### INSTRUCTION
Count the lines below that contain the word "each", and report only that number.

### RECORDS FOR THE TASK
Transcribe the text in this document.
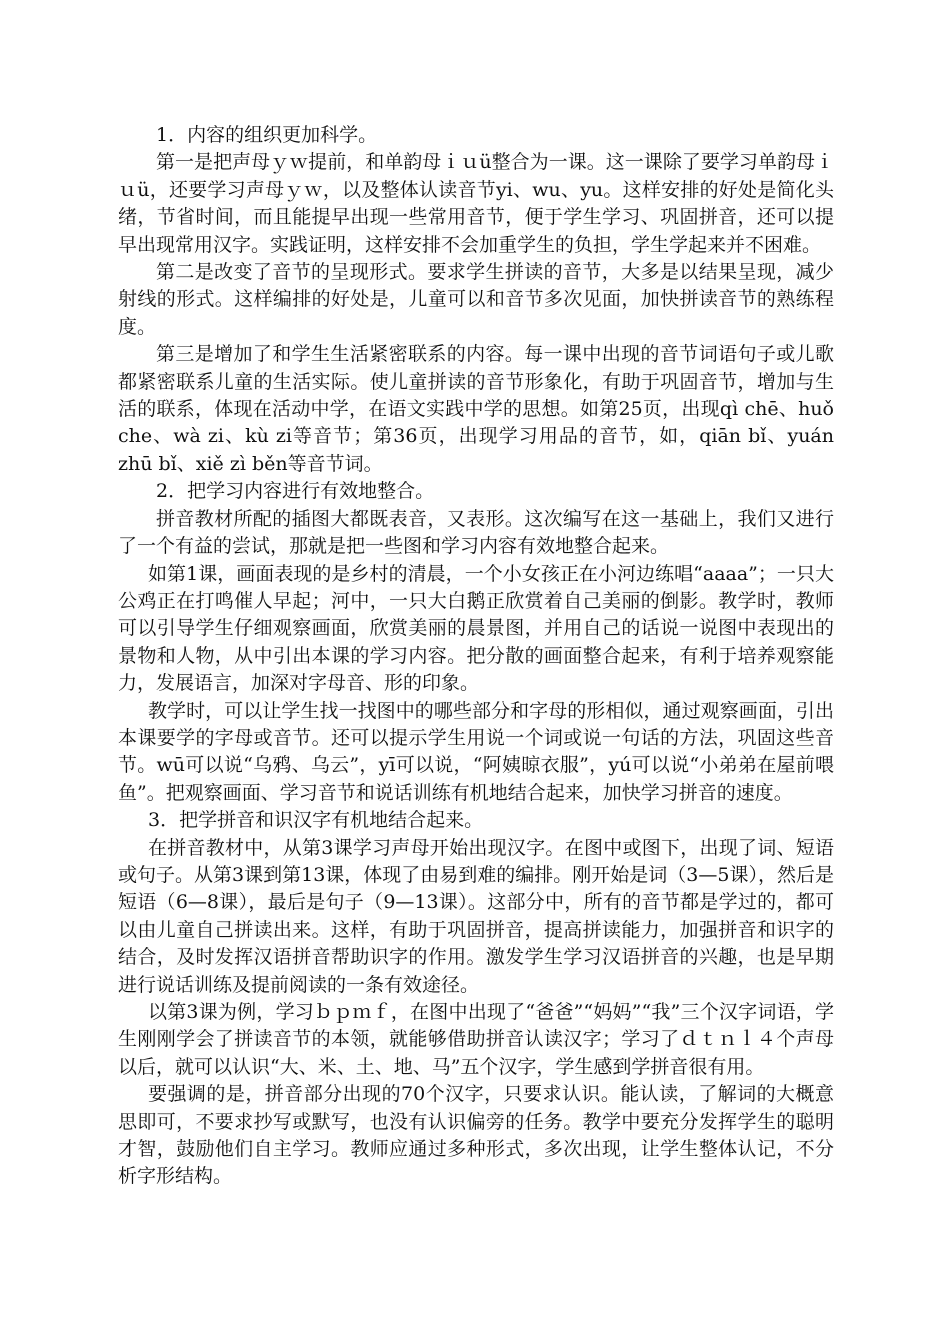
1．内容的组织更加科学。

第一是把声母ｙｗ提前，和单韵母ｉｕü整合为一课。这一课除了要学习单韵母ｉｕü，还要学习声母ｙｗ，以及整体认读音节yi、wu、yu。这样安排的好处是简化头绪，节省时间，而且能提早出现一些常用音节，便于学生学习、巩固拼音，还可以提早出现常用汉字。实践证明，这样安排不会加重学生的负担，学生学起来并不困难。

第二是改变了音节的呈现形式。要求学生拼读的音节，大多是以结果呈现，减少射线的形式。这样编排的好处是，儿童可以和音节多次见面，加快拼读音节的熟练程度。

第三是增加了和学生生活紧密联系的内容。每一课中出现的音节词语句子或儿歌都紧密联系儿童的生活实际。使儿童拼读的音节形象化，有助于巩固音节，增加与生活的联系，体现在活动中学，在语文实践中学的思想。如第25页，出现qì chē、huǒ che、wà zi、kù zi等音节；第36页，出现学习用品的音节，如，qiān bǐ、yuán zhū bǐ、xiě zì běn等音节词。

2．把学习内容进行有效地整合。

拼音教材所配的插图大都既表音，又表形。这次编写在这一基础上，我们又进行了一个有益的尝试，那就是把一些图和学习内容有效地整合起来。

如第1课，画面表现的是乡村的清晨，一个小女孩正在小河边练唱“aaaa”；一只大公鸡正在打鸣催人早起；河中，一只大白鹅正欣赏着自己美丽的倒影。教学时，教师可以引导学生仔细观察画面，欣赏美丽的晨景图，并用自己的话说一说图中表现出的景物和人物，从中引出本课的学习内容。把分散的画面整合起来，有利于培养观察能力，发展语言，加深对字母音、形的印象。

教学时，可以让学生找一找图中的哪些部分和字母的形相似，通过观察画面，引出本课要学的字母或音节。还可以提示学生用说一个词或说一句话的方法，巩固这些音节。wū可以说“乌鸦、乌云”，yī可以说，“阿姨晾衣服”，yú可以说“小弟弟在屋前喂鱼”。把观察画面、学习音节和说话训练有机地结合起来，加快学习拼音的速度。

3．把学拼音和识汉字有机地结合起来。

在拼音教材中，从第3课学习声母开始出现汉字。在图中或图下，出现了词、短语或句子。从第3课到第13课，体现了由易到难的编排。刚开始是词（3—5课），然后是短语（6—8课），最后是句子（9—13课）。这部分中，所有的音节都是学过的，都可以由儿童自己拼读出来。这样，有助于巩固拼音，提高拼读能力，加强拼音和识字的结合，及时发挥汉语拼音帮助识字的作用。激发学生学习汉语拼音的兴趣，也是早期进行说话训练及提前阅读的一条有效途径。

以第3课为例，学习ｂｐｍｆ，在图中出现了“爸爸”“妈妈”“我”三个汉字词语，学生刚刚学会了拼读音节的本领，就能够借助拼音认读汉字；学习了ｄｔｎｌ４个声母以后，就可以认识“大、米、土、地、马”五个汉字，学生感到学拼音很有用。

要强调的是，拼音部分出现的70个汉字，只要求认识。能认读，了解词的大概意思即可，不要求抄写或默写，也没有认识偏旁的任务。教学中要充分发挥学生的聪明才智，鼓励他们自主学习。教师应通过多种形式，多次出现，让学生整体认记，不分析字形结构。
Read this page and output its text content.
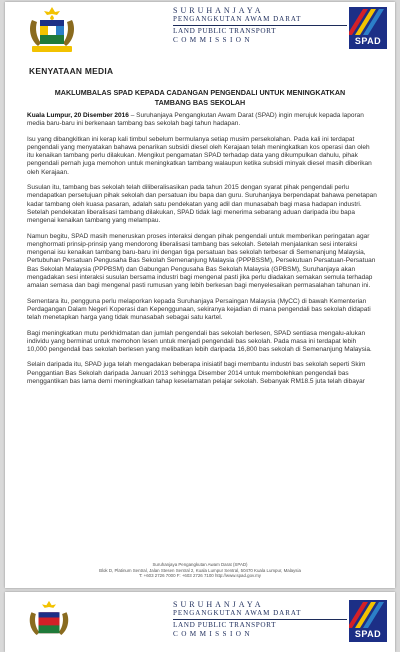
SURUHANJAYA
PENGANGKUTAN AWAM DARAT
LAND PUBLIC TRANSPORT
COMMISSION	SPAD
KENYATAAN MEDIA
MAKLUMBALAS SPAD KEPADA CADANGAN PENGENDALI UNTUK MENINGKATKAN
TAMBANG BAS SEKOLAH

Kuala Lumpur, 20 Disember 2016 – Suruhanjaya Pengangkutan Awam Darat (SPAD) ingin merujuk kepada laporan media baru-baru ini berkenaan tambang bas sekolah bagi tahun hadapan.

Isu yang dibangkitkan ini kerap kali timbul sebelum bermulanya setiap musim persekolahan. Pada kali ini terdapat pengendali yang menyatakan bahawa penarikan subsidi diesel oleh Kerajaan telah meningkatkan kos operasi dan oleh itu kenaikan tambang perlu dilakukan. Mengikut pengamatan SPAD terhadap data yang dikumpulkan dahulu, pihak pengendali pernah juga memohon untuk meningkatkan tambang walaupun ketika subsidi minyak diesel masih diberikan oleh Kerajaan.

Susulan itu, tambang bas sekolah telah diliberalisasikan pada tahun 2015 dengan syarat pihak pengendali perlu mendapatkan persetujuan pihak sekolah dan persatuan ibu bapa dan guru. Suruhanjaya berpendapat bahawa penetapan kadar tambang oleh kuasa pasaran, adalah satu pendekatan yang adil dan munasabah bagi masa hadapan industri. Setelah pendekatan liberalisasi tambang dilakukan, SPAD tidak lagi menerima sebarang aduan daripada ibu bapa mengenai kenaikan tambang yang melampau.

Namun begitu, SPAD masih meneruskan proses interaksi dengan pihak pengendali untuk memberikan peringatan agar menghormati prinsip-prinsip yang mendorong liberalisasi tambang bas sekolah. Setelah menjalankan sesi interaksi mengenai isu kenaikan tambang baru-baru ini dengan tiga persatuan bas sekolah terbesar di Semenanjung Malaysia, Pertubuhan Persatuan Pengusaha Bas Sekolah Semenanjung Malaysia (PPPBSSM), Persekutuan Persatuan-Persatuan Bas Sekolah Malaysia (PPPBSM) dan Gabungan Pengusaha Bas Sekolah Malaysia (GPBSM), Suruhanjaya akan mengadakan sesi interaksi susulan bersama industri bagi mengenal pasti jika perlu diadakan semakan semula terhadap amalan semasa dan bagi mengenal pasti rumusan yang lebih berkesan bagi menyelesaikan permasalahan tahunan ini.

Sementara itu, pengguna perlu melaporkan kepada Suruhanjaya Persaingan Malaysia (MyCC) di bawah Kementerian Perdagangan Dalam Negeri Koperasi dan Kepenggunaan, sekiranya kejadian di mana pengendali bas sekolah didapati telah menetapkan harga yang tidak munasabah sebagai satu kartel.

Bagi meningkatkan mutu perkhidmatan dan jumlah pengendali bas sekolah berlesen, SPAD sentiasa mengalu-alukan individu yang berminat untuk memohon lesen untuk menjadi pengendali bas sekolah. Pada masa ini terdapat lebih 10,000 pengendali bas sekolah berlesen yang melibatkan lebih daripada 16,800 bas sekolah di Semenanjung Malaysia.

Selain daripada itu, SPAD juga telah mengadakan beberapa inisiatif bagi membantu industri bas sekolah seperti Skim Penggantian Bas Sekolah daripada Januari 2013 sehingga Disember 2014 untuk membolehkan pengendali bas menggantikan bas lama demi meningkatkan tahap keselamatan pelajar sekolah. Sebanyak RM18.5 juta telah dibayar

Suruhanjaya Pengangkutan Awam Darat (SPAD)
Blok D, Platinum Sentral, Jalan Stesen Sentral 2, Kuala Lumpur Sentral, 50470 Kuala Lumpur, Malaysia
T: +603 2726 7000 F: +603 2726 7100 http://www.spad.gov.my
SURUHANJAYA
PENGANGKUTAN AWAM DARAT
LAND PUBLIC TRANSPORT
COMMISSION	SPAD
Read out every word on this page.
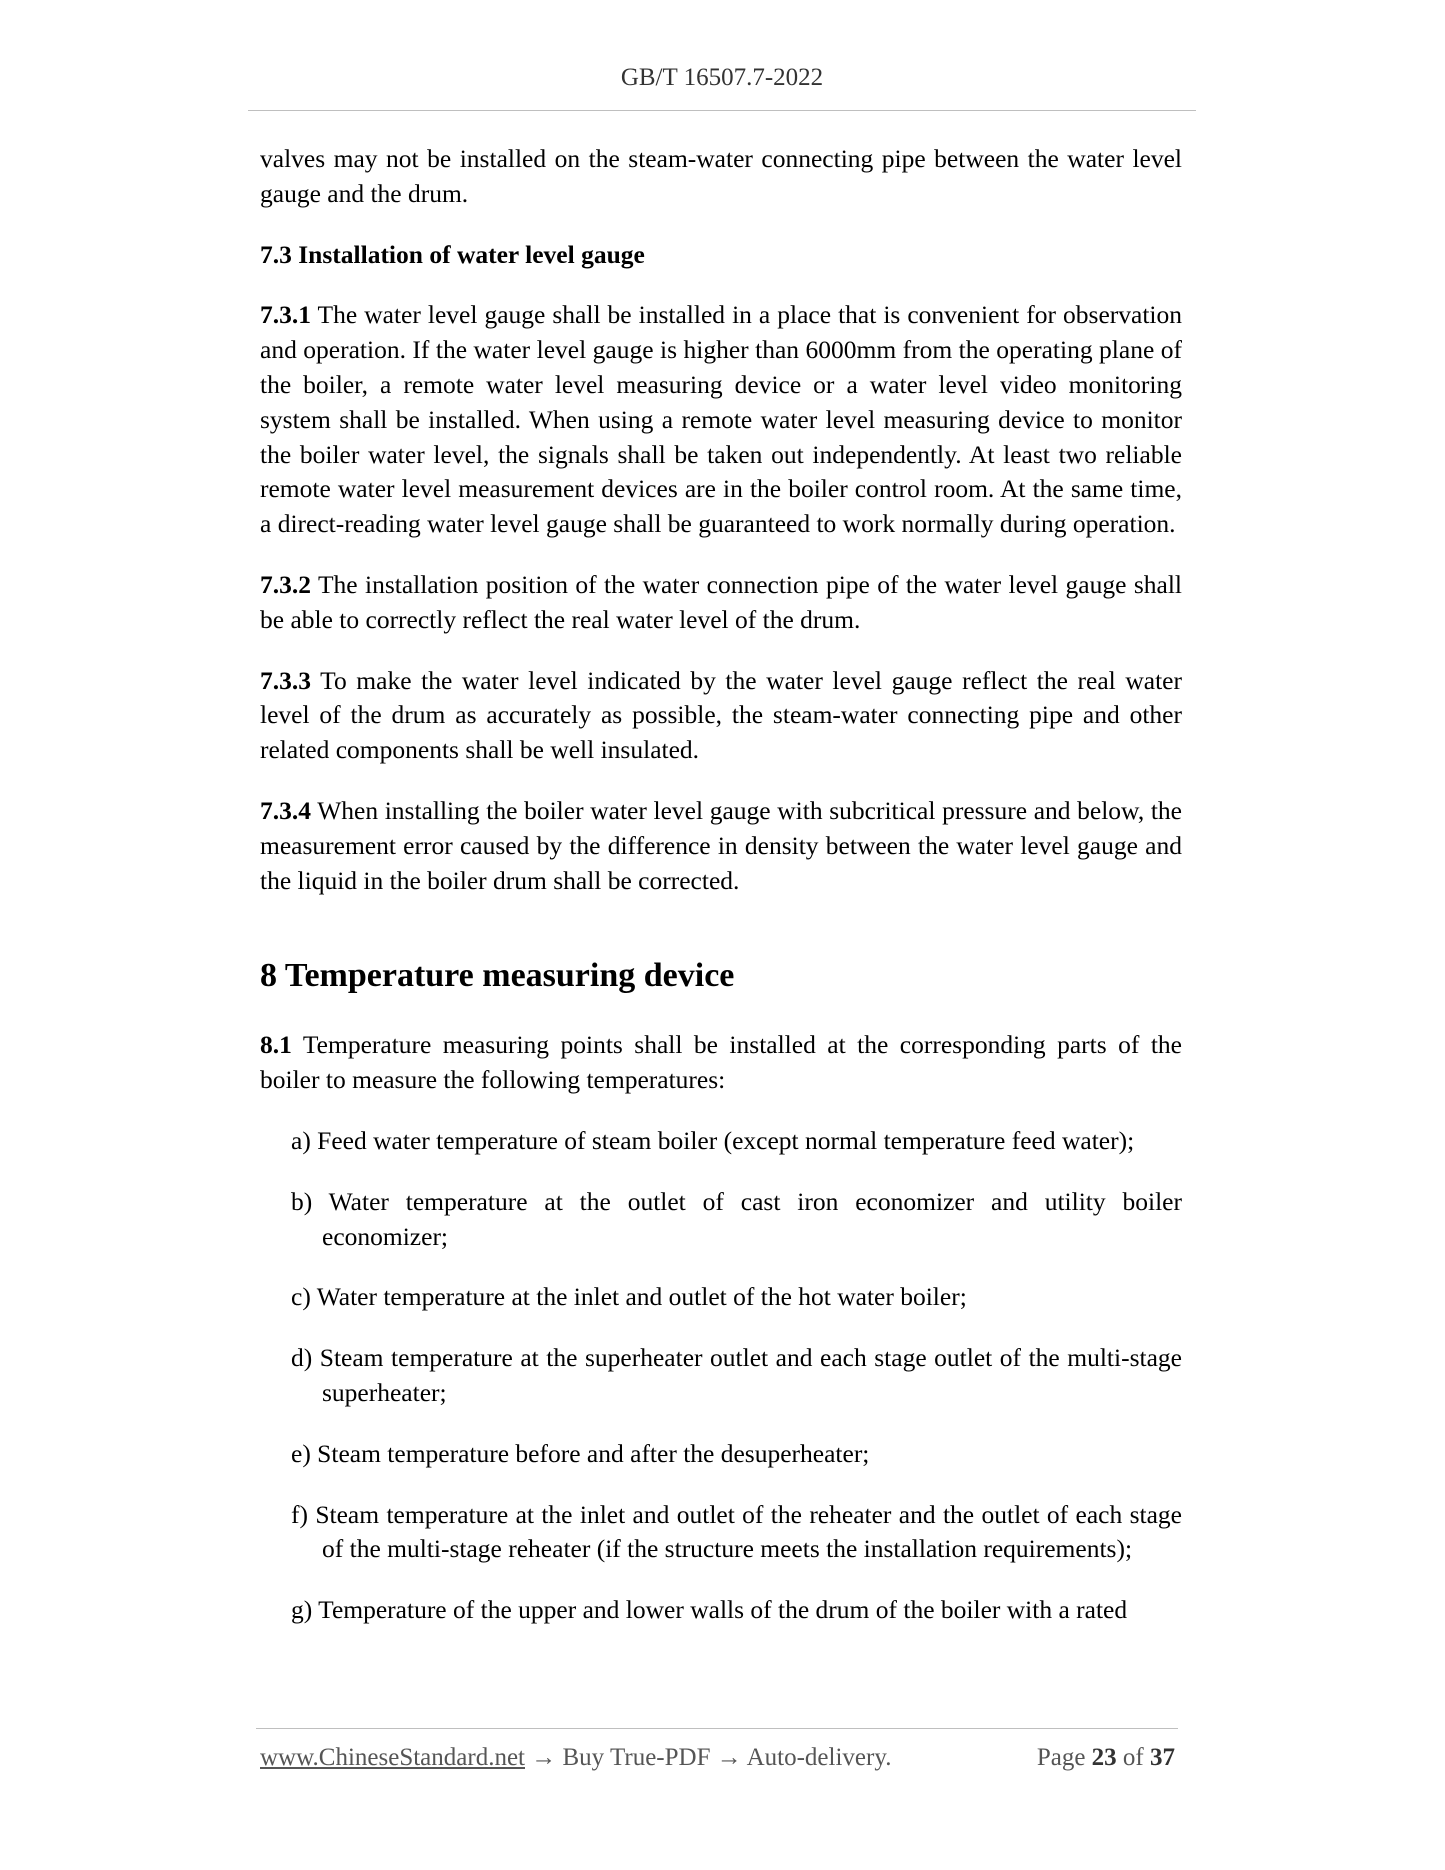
GB/T 16507.7-2022

valves may not be installed on the steam-water connecting pipe between the water level gauge and the drum.

7.3 Installation of water level gauge

7.3.1 The water level gauge shall be installed in a place that is convenient for observation and operation. If the water level gauge is higher than 6000mm from the operating plane of the boiler, a remote water level measuring device or a water level video monitoring system shall be installed. When using a remote water level measuring device to monitor the boiler water level, the signals shall be taken out independently. At least two reliable remote water level measurement devices are in the boiler control room. At the same time, a direct-reading water level gauge shall be guaranteed to work normally during operation.

7.3.2 The installation position of the water connection pipe of the water level gauge shall be able to correctly reflect the real water level of the drum.

7.3.3 To make the water level indicated by the water level gauge reflect the real water level of the drum as accurately as possible, the steam-water connecting pipe and other related components shall be well insulated.

7.3.4 When installing the boiler water level gauge with subcritical pressure and below, the measurement error caused by the difference in density between the water level gauge and the liquid in the boiler drum shall be corrected.

8 Temperature measuring device

8.1 Temperature measuring points shall be installed at the corresponding parts of the boiler to measure the following temperatures:

a) Feed water temperature of steam boiler (except normal temperature feed water);
b) Water temperature at the outlet of cast iron economizer and utility boiler economizer;
c) Water temperature at the inlet and outlet of the hot water boiler;
d) Steam temperature at the superheater outlet and each stage outlet of the multi-stage superheater;
e) Steam temperature before and after the desuperheater;
f) Steam temperature at the inlet and outlet of the reheater and the outlet of each stage of the multi-stage reheater (if the structure meets the installation requirements);
g) Temperature of the upper and lower walls of the drum of the boiler with a rated
www.ChineseStandard.net → Buy True-PDF → Auto-delivery.	Page 23 of 37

### IN RESPONSE
2